BEGIN DATASET RECORDS

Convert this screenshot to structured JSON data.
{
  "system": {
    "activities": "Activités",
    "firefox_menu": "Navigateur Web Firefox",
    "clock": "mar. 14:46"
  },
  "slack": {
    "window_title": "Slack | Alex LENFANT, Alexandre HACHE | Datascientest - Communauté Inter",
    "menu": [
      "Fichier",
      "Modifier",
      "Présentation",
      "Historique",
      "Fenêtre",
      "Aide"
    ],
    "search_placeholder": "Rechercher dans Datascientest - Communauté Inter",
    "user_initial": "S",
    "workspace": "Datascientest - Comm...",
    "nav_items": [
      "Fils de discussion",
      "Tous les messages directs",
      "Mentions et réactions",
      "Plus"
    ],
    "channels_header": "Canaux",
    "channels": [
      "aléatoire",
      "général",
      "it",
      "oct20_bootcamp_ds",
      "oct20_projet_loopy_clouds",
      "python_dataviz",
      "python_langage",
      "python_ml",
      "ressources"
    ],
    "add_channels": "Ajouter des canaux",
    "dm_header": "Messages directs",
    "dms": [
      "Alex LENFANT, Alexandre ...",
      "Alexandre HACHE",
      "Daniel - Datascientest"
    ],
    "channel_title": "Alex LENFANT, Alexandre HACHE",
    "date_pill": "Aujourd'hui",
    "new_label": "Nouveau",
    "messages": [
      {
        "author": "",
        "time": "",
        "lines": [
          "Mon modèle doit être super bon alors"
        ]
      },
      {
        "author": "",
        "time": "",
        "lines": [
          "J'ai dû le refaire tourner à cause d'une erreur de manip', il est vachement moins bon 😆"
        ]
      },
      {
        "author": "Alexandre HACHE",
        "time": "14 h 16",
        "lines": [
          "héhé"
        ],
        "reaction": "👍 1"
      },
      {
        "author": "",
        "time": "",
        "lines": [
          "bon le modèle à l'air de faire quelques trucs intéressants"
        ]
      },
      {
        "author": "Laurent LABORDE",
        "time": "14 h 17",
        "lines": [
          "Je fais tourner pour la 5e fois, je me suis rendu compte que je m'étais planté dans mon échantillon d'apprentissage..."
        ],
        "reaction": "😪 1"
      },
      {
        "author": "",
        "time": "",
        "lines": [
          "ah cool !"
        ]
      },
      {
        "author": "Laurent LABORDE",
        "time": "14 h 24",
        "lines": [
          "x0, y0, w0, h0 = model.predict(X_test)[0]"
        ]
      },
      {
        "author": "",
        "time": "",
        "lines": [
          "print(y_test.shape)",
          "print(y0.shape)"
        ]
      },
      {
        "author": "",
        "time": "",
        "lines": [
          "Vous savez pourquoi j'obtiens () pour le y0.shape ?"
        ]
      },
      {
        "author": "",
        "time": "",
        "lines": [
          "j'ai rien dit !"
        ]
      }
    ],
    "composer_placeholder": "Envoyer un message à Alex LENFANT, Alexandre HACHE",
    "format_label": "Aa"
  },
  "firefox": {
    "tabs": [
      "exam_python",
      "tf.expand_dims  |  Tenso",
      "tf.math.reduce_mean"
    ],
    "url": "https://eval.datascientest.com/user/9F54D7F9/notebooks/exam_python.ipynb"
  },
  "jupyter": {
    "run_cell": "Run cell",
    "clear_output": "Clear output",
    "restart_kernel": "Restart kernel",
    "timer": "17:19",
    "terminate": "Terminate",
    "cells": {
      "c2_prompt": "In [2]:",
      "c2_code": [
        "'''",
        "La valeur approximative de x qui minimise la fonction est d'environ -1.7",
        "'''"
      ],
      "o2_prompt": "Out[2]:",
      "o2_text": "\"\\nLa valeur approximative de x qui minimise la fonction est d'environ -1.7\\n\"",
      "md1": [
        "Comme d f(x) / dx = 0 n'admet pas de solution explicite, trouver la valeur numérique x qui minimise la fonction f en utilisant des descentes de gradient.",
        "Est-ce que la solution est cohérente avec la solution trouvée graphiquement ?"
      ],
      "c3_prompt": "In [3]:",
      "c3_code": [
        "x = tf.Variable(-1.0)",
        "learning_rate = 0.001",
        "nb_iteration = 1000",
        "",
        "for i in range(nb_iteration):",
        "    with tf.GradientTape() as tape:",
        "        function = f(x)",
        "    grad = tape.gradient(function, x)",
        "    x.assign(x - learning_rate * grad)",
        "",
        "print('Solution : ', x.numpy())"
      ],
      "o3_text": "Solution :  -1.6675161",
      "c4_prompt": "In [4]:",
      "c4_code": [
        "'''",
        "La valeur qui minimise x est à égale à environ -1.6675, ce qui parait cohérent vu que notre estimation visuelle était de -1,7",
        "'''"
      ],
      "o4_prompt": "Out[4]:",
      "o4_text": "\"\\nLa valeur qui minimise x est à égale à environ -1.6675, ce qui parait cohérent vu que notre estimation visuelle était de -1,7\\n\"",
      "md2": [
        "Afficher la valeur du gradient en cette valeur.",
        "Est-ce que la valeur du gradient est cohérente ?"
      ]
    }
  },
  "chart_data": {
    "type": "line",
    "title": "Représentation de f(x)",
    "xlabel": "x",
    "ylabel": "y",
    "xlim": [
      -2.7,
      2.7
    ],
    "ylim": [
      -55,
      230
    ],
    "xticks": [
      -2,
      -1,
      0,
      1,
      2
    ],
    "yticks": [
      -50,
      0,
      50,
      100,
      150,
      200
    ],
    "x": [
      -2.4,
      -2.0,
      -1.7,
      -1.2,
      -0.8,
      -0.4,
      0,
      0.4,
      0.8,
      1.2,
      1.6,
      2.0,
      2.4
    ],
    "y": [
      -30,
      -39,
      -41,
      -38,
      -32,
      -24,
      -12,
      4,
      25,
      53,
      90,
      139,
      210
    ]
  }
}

END DATASET RECORDS

§ WHAT YOU NEED TO DO:
Restate each entry exactly, skipping none.

§ WRITTEN ANSWER:
Convert this screenshot to structured JSON data.
{
  "system": {
    "activities": "Activités",
    "firefox_menu": "Navigateur Web Firefox",
    "clock": "mar. 14:46"
  },
  "slack": {
    "window_title": "Slack | Alex LENFANT, Alexandre HACHE | Datascientest - Communauté Inter",
    "menu": [
      "Fichier",
      "Modifier",
      "Présentation",
      "Historique",
      "Fenêtre",
      "Aide"
    ],
    "search_placeholder": "Rechercher dans Datascientest - Communauté Inter",
    "user_initial": "S",
    "workspace": "Datascientest - Comm...",
    "nav_items": [
      "Fils de discussion",
      "Tous les messages directs",
      "Mentions et réactions",
      "Plus"
    ],
    "channels_header": "Canaux",
    "channels": [
      "aléatoire",
      "général",
      "it",
      "oct20_bootcamp_ds",
      "oct20_projet_loopy_clouds",
      "python_dataviz",
      "python_langage",
      "python_ml",
      "ressources"
    ],
    "add_channels": "Ajouter des canaux",
    "dm_header": "Messages directs",
    "dms": [
      "Alex LENFANT, Alexandre ...",
      "Alexandre HACHE",
      "Daniel - Datascientest"
    ],
    "channel_title": "Alex LENFANT, Alexandre HACHE",
    "date_pill": "Aujourd'hui",
    "new_label": "Nouveau",
    "messages": [
      {
        "author": "",
        "time": "",
        "lines": [
          "Mon modèle doit être super bon alors"
        ]
      },
      {
        "author": "",
        "time": "",
        "lines": [
          "J'ai dû le refaire tourner à cause d'une erreur de manip', il est vachement moins bon 😆"
        ]
      },
      {
        "author": "Alexandre HACHE",
        "time": "14 h 16",
        "lines": [
          "héhé"
        ],
        "reaction": "👍 1"
      },
      {
        "author": "",
        "time": "",
        "lines": [
          "bon le modèle à l'air de faire quelques trucs intéressants"
        ]
      },
      {
        "author": "Laurent LABORDE",
        "time": "14 h 17",
        "lines": [
          "Je fais tourner pour la 5e fois, je me suis rendu compte que je m'étais planté dans mon échantillon d'apprentissage..."
        ],
        "reaction": "😪 1"
      },
      {
        "author": "",
        "time": "",
        "lines": [
          "ah cool !"
        ]
      },
      {
        "author": "Laurent LABORDE",
        "time": "14 h 24",
        "lines": [
          "x0, y0, w0, h0 = model.predict(X_test)[0]"
        ]
      },
      {
        "author": "",
        "time": "",
        "lines": [
          "print(y_test.shape)",
          "print(y0.shape)"
        ]
      },
      {
        "author": "",
        "time": "",
        "lines": [
          "Vous savez pourquoi j'obtiens () pour le y0.shape ?"
        ]
      },
      {
        "author": "",
        "time": "",
        "lines": [
          "j'ai rien dit !"
        ]
      }
    ],
    "composer_placeholder": "Envoyer un message à Alex LENFANT, Alexandre HACHE",
    "format_label": "Aa"
  },
  "firefox": {
    "tabs": [
      "exam_python",
      "tf.expand_dims  |  Tenso",
      "tf.math.reduce_mean"
    ],
    "url": "https://eval.datascientest.com/user/9F54D7F9/notebooks/exam_python.ipynb"
  },
  "jupyter": {
    "run_cell": "Run cell",
    "clear_output": "Clear output",
    "restart_kernel": "Restart kernel",
    "timer": "17:19",
    "terminate": "Terminate",
    "cells": {
      "c2_prompt": "In [2]:",
      "c2_code": [
        "'''",
        "La valeur approximative de x qui minimise la fonction est d'environ -1.7",
        "'''"
      ],
      "o2_prompt": "Out[2]:",
      "o2_text": "\"\\nLa valeur approximative de x qui minimise la fonction est d'environ -1.7\\n\"",
      "md1": [
        "Comme d f(x) / dx = 0 n'admet pas de solution explicite, trouver la valeur numérique x qui minimise la fonction f en utilisant des descentes de gradient.",
        "Est-ce que la solution est cohérente avec la solution trouvée graphiquement ?"
      ],
      "c3_prompt": "In [3]:",
      "c3_code": [
        "x = tf.Variable(-1.0)",
        "learning_rate = 0.001",
        "nb_iteration = 1000",
        "",
        "for i in range(nb_iteration):",
        "    with tf.GradientTape() as tape:",
        "        function = f(x)",
        "    grad = tape.gradient(function, x)",
        "    x.assign(x - learning_rate * grad)",
        "",
        "print('Solution : ', x.numpy())"
      ],
      "o3_text": "Solution :  -1.6675161",
      "c4_prompt": "In [4]:",
      "c4_code": [
        "'''",
        "La valeur qui minimise x est à égale à environ -1.6675, ce qui parait cohérent vu que notre estimation visuelle était de -1,7",
        "'''"
      ],
      "o4_prompt": "Out[4]:",
      "o4_text": "\"\\nLa valeur qui minimise x est à égale à environ -1.6675, ce qui parait cohérent vu que notre estimation visuelle était de -1,7\\n\"",
      "md2": [
        "Afficher la valeur du gradient en cette valeur.",
        "Est-ce que la valeur du gradient est cohérente ?"
      ]
    }
  },
  "chart_data": {
    "type": "line",
    "title": "Représentation de f(x)",
    "xlabel": "x",
    "ylabel": "y",
    "xlim": [
      -2.7,
      2.7
    ],
    "ylim": [
      -55,
      230
    ],
    "xticks": [
      -2,
      -1,
      0,
      1,
      2
    ],
    "yticks": [
      -50,
      0,
      50,
      100,
      150,
      200
    ],
    "x": [
      -2.4,
      -2.0,
      -1.7,
      -1.2,
      -0.8,
      -0.4,
      0,
      0.4,
      0.8,
      1.2,
      1.6,
      2.0,
      2.4
    ],
    "y": [
      -30,
      -39,
      -41,
      -38,
      -32,
      -24,
      -12,
      4,
      25,
      53,
      90,
      139,
      210
    ]
  }
}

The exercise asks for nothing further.